§ What you need to do
Print the listing below in its entirety, character for character.

§ Given entries
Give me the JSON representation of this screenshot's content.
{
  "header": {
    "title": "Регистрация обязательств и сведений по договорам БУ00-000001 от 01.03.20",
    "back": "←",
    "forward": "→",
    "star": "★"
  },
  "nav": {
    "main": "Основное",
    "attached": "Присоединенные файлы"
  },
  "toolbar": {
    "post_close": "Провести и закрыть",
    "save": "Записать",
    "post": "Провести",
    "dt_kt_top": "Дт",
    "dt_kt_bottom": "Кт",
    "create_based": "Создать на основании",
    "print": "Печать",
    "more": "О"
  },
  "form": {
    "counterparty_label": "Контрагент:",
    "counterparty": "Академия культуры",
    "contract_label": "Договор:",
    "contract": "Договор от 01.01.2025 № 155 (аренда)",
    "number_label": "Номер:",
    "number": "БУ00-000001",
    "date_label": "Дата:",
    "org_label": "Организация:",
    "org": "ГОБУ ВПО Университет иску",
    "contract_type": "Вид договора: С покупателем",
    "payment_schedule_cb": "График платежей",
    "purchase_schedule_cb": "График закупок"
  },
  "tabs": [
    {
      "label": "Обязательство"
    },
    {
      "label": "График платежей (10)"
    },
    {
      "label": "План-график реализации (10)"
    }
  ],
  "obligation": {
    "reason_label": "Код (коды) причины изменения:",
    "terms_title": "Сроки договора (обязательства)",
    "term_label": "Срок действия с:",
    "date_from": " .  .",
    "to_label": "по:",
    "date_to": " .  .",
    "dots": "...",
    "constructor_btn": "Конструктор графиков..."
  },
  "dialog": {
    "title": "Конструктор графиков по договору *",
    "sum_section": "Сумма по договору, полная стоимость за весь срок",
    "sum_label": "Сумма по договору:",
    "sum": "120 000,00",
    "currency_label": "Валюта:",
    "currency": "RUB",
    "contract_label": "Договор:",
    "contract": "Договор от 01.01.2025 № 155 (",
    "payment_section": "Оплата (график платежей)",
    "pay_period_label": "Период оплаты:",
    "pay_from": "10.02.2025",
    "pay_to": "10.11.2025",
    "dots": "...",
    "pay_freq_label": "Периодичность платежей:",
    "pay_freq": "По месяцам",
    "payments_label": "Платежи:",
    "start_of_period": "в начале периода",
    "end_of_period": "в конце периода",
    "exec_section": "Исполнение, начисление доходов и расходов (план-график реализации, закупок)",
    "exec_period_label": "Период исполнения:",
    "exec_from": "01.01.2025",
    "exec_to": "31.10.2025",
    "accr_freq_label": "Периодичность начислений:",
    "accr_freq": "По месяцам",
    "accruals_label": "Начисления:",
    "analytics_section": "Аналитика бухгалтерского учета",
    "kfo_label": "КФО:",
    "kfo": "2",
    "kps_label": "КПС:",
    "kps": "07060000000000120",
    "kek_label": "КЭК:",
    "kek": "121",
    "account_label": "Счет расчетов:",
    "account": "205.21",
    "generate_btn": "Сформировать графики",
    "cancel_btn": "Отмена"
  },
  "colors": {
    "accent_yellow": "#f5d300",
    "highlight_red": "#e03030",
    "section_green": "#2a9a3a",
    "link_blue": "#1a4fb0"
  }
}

§ Result for this task
Give me the JSON representation of this screenshot's content.
{
  "header": {
    "title": "Регистрация обязательств и сведений по договорам БУ00-000001 от 01.03.20",
    "back": "←",
    "forward": "→",
    "star": "★"
  },
  "nav": {
    "main": "Основное",
    "attached": "Присоединенные файлы"
  },
  "toolbar": {
    "post_close": "Провести и закрыть",
    "save": "Записать",
    "post": "Провести",
    "dt_kt_top": "Дт",
    "dt_kt_bottom": "Кт",
    "create_based": "Создать на основании",
    "print": "Печать",
    "more": "О"
  },
  "form": {
    "counterparty_label": "Контрагент:",
    "counterparty": "Академия культуры",
    "contract_label": "Договор:",
    "contract": "Договор от 01.01.2025 № 155 (аренда)",
    "number_label": "Номер:",
    "number": "БУ00-000001",
    "date_label": "Дата:",
    "org_label": "Организация:",
    "org": "ГОБУ ВПО Университет иску",
    "contract_type": "Вид договора: С покупателем",
    "payment_schedule_cb": "График платежей",
    "purchase_schedule_cb": "График закупок"
  },
  "tabs": [
    {
      "label": "Обязательство"
    },
    {
      "label": "График платежей (10)"
    },
    {
      "label": "План-график реализации (10)"
    }
  ],
  "obligation": {
    "reason_label": "Код (коды) причины изменения:",
    "terms_title": "Сроки договора (обязательства)",
    "term_label": "Срок действия с:",
    "date_from": " .  .",
    "to_label": "по:",
    "date_to": " .  .",
    "dots": "...",
    "constructor_btn": "Конструктор графиков..."
  },
  "dialog": {
    "title": "Конструктор графиков по договору *",
    "sum_section": "Сумма по договору, полная стоимость за весь срок",
    "sum_label": "Сумма по договору:",
    "sum": "120 000,00",
    "currency_label": "Валюта:",
    "currency": "RUB",
    "contract_label": "Договор:",
    "contract": "Договор от 01.01.2025 № 155 (",
    "payment_section": "Оплата (график платежей)",
    "pay_period_label": "Период оплаты:",
    "pay_from": "10.02.2025",
    "pay_to": "10.11.2025",
    "dots": "...",
    "pay_freq_label": "Периодичность платежей:",
    "pay_freq": "По месяцам",
    "payments_label": "Платежи:",
    "start_of_period": "в начале периода",
    "end_of_period": "в конце периода",
    "exec_section": "Исполнение, начисление доходов и расходов (план-график реализации, закупок)",
    "exec_period_label": "Период исполнения:",
    "exec_from": "01.01.2025",
    "exec_to": "31.10.2025",
    "accr_freq_label": "Периодичность начислений:",
    "accr_freq": "По месяцам",
    "accruals_label": "Начисления:",
    "analytics_section": "Аналитика бухгалтерского учета",
    "kfo_label": "КФО:",
    "kfo": "2",
    "kps_label": "КПС:",
    "kps": "07060000000000120",
    "kek_label": "КЭК:",
    "kek": "121",
    "account_label": "Счет расчетов:",
    "account": "205.21",
    "generate_btn": "Сформировать графики",
    "cancel_btn": "Отмена"
  },
  "colors": {
    "accent_yellow": "#f5d300",
    "highlight_red": "#e03030",
    "section_green": "#2a9a3a",
    "link_blue": "#1a4fb0"
  }
}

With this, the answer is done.